> WORK TO DO: The entries that follow should be written out exactly.

Figure collection entries:
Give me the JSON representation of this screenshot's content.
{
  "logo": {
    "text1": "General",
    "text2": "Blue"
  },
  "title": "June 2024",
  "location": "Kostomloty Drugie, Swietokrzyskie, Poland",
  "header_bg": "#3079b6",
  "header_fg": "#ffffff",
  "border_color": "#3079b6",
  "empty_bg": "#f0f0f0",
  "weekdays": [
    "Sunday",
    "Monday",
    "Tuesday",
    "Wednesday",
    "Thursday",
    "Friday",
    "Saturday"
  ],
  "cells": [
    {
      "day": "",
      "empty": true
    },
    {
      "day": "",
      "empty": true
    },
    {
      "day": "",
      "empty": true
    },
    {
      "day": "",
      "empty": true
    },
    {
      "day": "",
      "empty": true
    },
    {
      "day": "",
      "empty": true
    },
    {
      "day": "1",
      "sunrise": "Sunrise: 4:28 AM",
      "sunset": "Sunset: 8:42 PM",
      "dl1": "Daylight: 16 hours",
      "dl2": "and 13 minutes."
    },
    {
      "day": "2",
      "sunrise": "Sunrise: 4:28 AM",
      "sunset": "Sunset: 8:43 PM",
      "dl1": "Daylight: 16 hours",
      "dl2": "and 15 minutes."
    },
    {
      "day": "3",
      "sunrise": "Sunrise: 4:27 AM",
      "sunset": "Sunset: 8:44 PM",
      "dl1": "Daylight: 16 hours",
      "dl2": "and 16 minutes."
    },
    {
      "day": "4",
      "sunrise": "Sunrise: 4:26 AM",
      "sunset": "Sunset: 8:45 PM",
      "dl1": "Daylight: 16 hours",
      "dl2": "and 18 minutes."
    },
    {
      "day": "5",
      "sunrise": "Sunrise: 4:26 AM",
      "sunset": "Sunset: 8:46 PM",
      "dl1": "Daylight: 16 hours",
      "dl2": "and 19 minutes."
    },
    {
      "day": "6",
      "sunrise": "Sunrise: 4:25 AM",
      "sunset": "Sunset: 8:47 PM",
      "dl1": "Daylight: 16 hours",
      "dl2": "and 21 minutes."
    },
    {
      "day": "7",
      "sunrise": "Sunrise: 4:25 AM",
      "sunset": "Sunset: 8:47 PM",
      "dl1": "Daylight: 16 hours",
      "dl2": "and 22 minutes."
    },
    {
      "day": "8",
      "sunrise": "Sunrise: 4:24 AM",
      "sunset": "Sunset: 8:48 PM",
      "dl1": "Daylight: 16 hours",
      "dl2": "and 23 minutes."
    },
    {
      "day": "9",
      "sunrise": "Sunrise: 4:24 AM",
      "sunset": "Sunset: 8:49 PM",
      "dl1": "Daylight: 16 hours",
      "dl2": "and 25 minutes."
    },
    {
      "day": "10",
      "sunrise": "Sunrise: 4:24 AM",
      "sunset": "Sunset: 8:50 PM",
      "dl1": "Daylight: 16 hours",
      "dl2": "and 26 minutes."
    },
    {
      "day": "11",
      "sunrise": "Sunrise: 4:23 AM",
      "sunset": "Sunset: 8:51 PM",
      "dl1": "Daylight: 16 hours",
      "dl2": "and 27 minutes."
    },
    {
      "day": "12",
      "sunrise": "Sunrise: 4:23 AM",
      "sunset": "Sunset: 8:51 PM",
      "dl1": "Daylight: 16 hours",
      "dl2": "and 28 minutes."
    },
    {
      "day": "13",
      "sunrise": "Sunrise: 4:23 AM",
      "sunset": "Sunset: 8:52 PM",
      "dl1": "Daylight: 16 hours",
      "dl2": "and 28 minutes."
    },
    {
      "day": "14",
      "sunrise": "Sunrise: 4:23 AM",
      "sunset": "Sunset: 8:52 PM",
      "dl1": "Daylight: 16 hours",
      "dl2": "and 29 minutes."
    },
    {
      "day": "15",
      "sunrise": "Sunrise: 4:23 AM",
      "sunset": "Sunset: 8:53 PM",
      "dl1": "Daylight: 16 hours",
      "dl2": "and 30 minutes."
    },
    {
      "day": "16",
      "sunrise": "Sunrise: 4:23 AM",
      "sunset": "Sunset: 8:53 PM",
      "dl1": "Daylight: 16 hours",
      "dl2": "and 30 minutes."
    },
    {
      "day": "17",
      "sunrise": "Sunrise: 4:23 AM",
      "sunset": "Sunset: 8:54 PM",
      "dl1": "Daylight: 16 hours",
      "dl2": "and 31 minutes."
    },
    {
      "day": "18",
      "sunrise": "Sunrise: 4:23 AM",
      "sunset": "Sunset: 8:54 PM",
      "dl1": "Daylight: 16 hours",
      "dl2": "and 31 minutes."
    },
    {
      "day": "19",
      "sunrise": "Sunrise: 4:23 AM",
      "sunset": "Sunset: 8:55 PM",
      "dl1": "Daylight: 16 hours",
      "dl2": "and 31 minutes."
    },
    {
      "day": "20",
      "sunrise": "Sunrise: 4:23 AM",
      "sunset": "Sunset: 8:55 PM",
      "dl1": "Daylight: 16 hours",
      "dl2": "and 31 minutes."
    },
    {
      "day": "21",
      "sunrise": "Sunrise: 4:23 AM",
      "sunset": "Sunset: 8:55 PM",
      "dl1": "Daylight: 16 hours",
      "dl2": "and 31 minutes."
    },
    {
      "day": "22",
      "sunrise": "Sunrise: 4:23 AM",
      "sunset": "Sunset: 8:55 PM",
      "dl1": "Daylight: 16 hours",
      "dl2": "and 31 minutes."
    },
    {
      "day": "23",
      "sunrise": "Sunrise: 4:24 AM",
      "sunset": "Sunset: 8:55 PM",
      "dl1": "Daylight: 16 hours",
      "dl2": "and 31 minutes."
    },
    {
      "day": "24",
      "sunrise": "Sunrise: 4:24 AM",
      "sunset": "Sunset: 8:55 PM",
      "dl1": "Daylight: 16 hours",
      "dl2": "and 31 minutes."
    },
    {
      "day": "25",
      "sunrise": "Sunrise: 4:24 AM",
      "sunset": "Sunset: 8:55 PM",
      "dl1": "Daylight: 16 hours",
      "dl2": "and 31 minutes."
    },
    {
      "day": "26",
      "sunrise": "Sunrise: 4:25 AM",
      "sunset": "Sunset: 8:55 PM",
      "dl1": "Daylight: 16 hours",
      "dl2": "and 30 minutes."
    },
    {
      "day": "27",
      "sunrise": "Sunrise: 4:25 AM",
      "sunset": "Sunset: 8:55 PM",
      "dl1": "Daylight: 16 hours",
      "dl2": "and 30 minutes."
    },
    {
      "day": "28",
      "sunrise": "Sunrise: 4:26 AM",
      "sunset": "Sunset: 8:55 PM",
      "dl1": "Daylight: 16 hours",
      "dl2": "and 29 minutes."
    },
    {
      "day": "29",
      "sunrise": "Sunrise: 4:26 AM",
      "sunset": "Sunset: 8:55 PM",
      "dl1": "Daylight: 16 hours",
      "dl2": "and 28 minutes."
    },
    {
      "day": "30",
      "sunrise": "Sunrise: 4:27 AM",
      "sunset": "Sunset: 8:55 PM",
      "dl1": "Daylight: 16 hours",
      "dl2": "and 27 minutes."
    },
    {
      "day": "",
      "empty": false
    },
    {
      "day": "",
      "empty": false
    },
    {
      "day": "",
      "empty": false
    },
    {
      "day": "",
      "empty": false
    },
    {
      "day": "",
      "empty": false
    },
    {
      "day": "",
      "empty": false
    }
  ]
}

> ANSWER TO THE TASK:
Give me the JSON representation of this screenshot's content.
{
  "logo": {
    "text1": "General",
    "text2": "Blue"
  },
  "title": "June 2024",
  "location": "Kostomloty Drugie, Swietokrzyskie, Poland",
  "header_bg": "#3079b6",
  "header_fg": "#ffffff",
  "border_color": "#3079b6",
  "empty_bg": "#f0f0f0",
  "weekdays": [
    "Sunday",
    "Monday",
    "Tuesday",
    "Wednesday",
    "Thursday",
    "Friday",
    "Saturday"
  ],
  "cells": [
    {
      "day": "",
      "empty": true
    },
    {
      "day": "",
      "empty": true
    },
    {
      "day": "",
      "empty": true
    },
    {
      "day": "",
      "empty": true
    },
    {
      "day": "",
      "empty": true
    },
    {
      "day": "",
      "empty": true
    },
    {
      "day": "1",
      "sunrise": "Sunrise: 4:28 AM",
      "sunset": "Sunset: 8:42 PM",
      "dl1": "Daylight: 16 hours",
      "dl2": "and 13 minutes."
    },
    {
      "day": "2",
      "sunrise": "Sunrise: 4:28 AM",
      "sunset": "Sunset: 8:43 PM",
      "dl1": "Daylight: 16 hours",
      "dl2": "and 15 minutes."
    },
    {
      "day": "3",
      "sunrise": "Sunrise: 4:27 AM",
      "sunset": "Sunset: 8:44 PM",
      "dl1": "Daylight: 16 hours",
      "dl2": "and 16 minutes."
    },
    {
      "day": "4",
      "sunrise": "Sunrise: 4:26 AM",
      "sunset": "Sunset: 8:45 PM",
      "dl1": "Daylight: 16 hours",
      "dl2": "and 18 minutes."
    },
    {
      "day": "5",
      "sunrise": "Sunrise: 4:26 AM",
      "sunset": "Sunset: 8:46 PM",
      "dl1": "Daylight: 16 hours",
      "dl2": "and 19 minutes."
    },
    {
      "day": "6",
      "sunrise": "Sunrise: 4:25 AM",
      "sunset": "Sunset: 8:47 PM",
      "dl1": "Daylight: 16 hours",
      "dl2": "and 21 minutes."
    },
    {
      "day": "7",
      "sunrise": "Sunrise: 4:25 AM",
      "sunset": "Sunset: 8:47 PM",
      "dl1": "Daylight: 16 hours",
      "dl2": "and 22 minutes."
    },
    {
      "day": "8",
      "sunrise": "Sunrise: 4:24 AM",
      "sunset": "Sunset: 8:48 PM",
      "dl1": "Daylight: 16 hours",
      "dl2": "and 23 minutes."
    },
    {
      "day": "9",
      "sunrise": "Sunrise: 4:24 AM",
      "sunset": "Sunset: 8:49 PM",
      "dl1": "Daylight: 16 hours",
      "dl2": "and 25 minutes."
    },
    {
      "day": "10",
      "sunrise": "Sunrise: 4:24 AM",
      "sunset": "Sunset: 8:50 PM",
      "dl1": "Daylight: 16 hours",
      "dl2": "and 26 minutes."
    },
    {
      "day": "11",
      "sunrise": "Sunrise: 4:23 AM",
      "sunset": "Sunset: 8:51 PM",
      "dl1": "Daylight: 16 hours",
      "dl2": "and 27 minutes."
    },
    {
      "day": "12",
      "sunrise": "Sunrise: 4:23 AM",
      "sunset": "Sunset: 8:51 PM",
      "dl1": "Daylight: 16 hours",
      "dl2": "and 28 minutes."
    },
    {
      "day": "13",
      "sunrise": "Sunrise: 4:23 AM",
      "sunset": "Sunset: 8:52 PM",
      "dl1": "Daylight: 16 hours",
      "dl2": "and 28 minutes."
    },
    {
      "day": "14",
      "sunrise": "Sunrise: 4:23 AM",
      "sunset": "Sunset: 8:52 PM",
      "dl1": "Daylight: 16 hours",
      "dl2": "and 29 minutes."
    },
    {
      "day": "15",
      "sunrise": "Sunrise: 4:23 AM",
      "sunset": "Sunset: 8:53 PM",
      "dl1": "Daylight: 16 hours",
      "dl2": "and 30 minutes."
    },
    {
      "day": "16",
      "sunrise": "Sunrise: 4:23 AM",
      "sunset": "Sunset: 8:53 PM",
      "dl1": "Daylight: 16 hours",
      "dl2": "and 30 minutes."
    },
    {
      "day": "17",
      "sunrise": "Sunrise: 4:23 AM",
      "sunset": "Sunset: 8:54 PM",
      "dl1": "Daylight: 16 hours",
      "dl2": "and 31 minutes."
    },
    {
      "day": "18",
      "sunrise": "Sunrise: 4:23 AM",
      "sunset": "Sunset: 8:54 PM",
      "dl1": "Daylight: 16 hours",
      "dl2": "and 31 minutes."
    },
    {
      "day": "19",
      "sunrise": "Sunrise: 4:23 AM",
      "sunset": "Sunset: 8:55 PM",
      "dl1": "Daylight: 16 hours",
      "dl2": "and 31 minutes."
    },
    {
      "day": "20",
      "sunrise": "Sunrise: 4:23 AM",
      "sunset": "Sunset: 8:55 PM",
      "dl1": "Daylight: 16 hours",
      "dl2": "and 31 minutes."
    },
    {
      "day": "21",
      "sunrise": "Sunrise: 4:23 AM",
      "sunset": "Sunset: 8:55 PM",
      "dl1": "Daylight: 16 hours",
      "dl2": "and 31 minutes."
    },
    {
      "day": "22",
      "sunrise": "Sunrise: 4:23 AM",
      "sunset": "Sunset: 8:55 PM",
      "dl1": "Daylight: 16 hours",
      "dl2": "and 31 minutes."
    },
    {
      "day": "23",
      "sunrise": "Sunrise: 4:24 AM",
      "sunset": "Sunset: 8:55 PM",
      "dl1": "Daylight: 16 hours",
      "dl2": "and 31 minutes."
    },
    {
      "day": "24",
      "sunrise": "Sunrise: 4:24 AM",
      "sunset": "Sunset: 8:55 PM",
      "dl1": "Daylight: 16 hours",
      "dl2": "and 31 minutes."
    },
    {
      "day": "25",
      "sunrise": "Sunrise: 4:24 AM",
      "sunset": "Sunset: 8:55 PM",
      "dl1": "Daylight: 16 hours",
      "dl2": "and 31 minutes."
    },
    {
      "day": "26",
      "sunrise": "Sunrise: 4:25 AM",
      "sunset": "Sunset: 8:55 PM",
      "dl1": "Daylight: 16 hours",
      "dl2": "and 30 minutes."
    },
    {
      "day": "27",
      "sunrise": "Sunrise: 4:25 AM",
      "sunset": "Sunset: 8:55 PM",
      "dl1": "Daylight: 16 hours",
      "dl2": "and 30 minutes."
    },
    {
      "day": "28",
      "sunrise": "Sunrise: 4:26 AM",
      "sunset": "Sunset: 8:55 PM",
      "dl1": "Daylight: 16 hours",
      "dl2": "and 29 minutes."
    },
    {
      "day": "29",
      "sunrise": "Sunrise: 4:26 AM",
      "sunset": "Sunset: 8:55 PM",
      "dl1": "Daylight: 16 hours",
      "dl2": "and 28 minutes."
    },
    {
      "day": "30",
      "sunrise": "Sunrise: 4:27 AM",
      "sunset": "Sunset: 8:55 PM",
      "dl1": "Daylight: 16 hours",
      "dl2": "and 27 minutes."
    },
    {
      "day": "",
      "empty": false
    },
    {
      "day": "",
      "empty": false
    },
    {
      "day": "",
      "empty": false
    },
    {
      "day": "",
      "empty": false
    },
    {
      "day": "",
      "empty": false
    },
    {
      "day": "",
      "empty": false
    }
  ]
}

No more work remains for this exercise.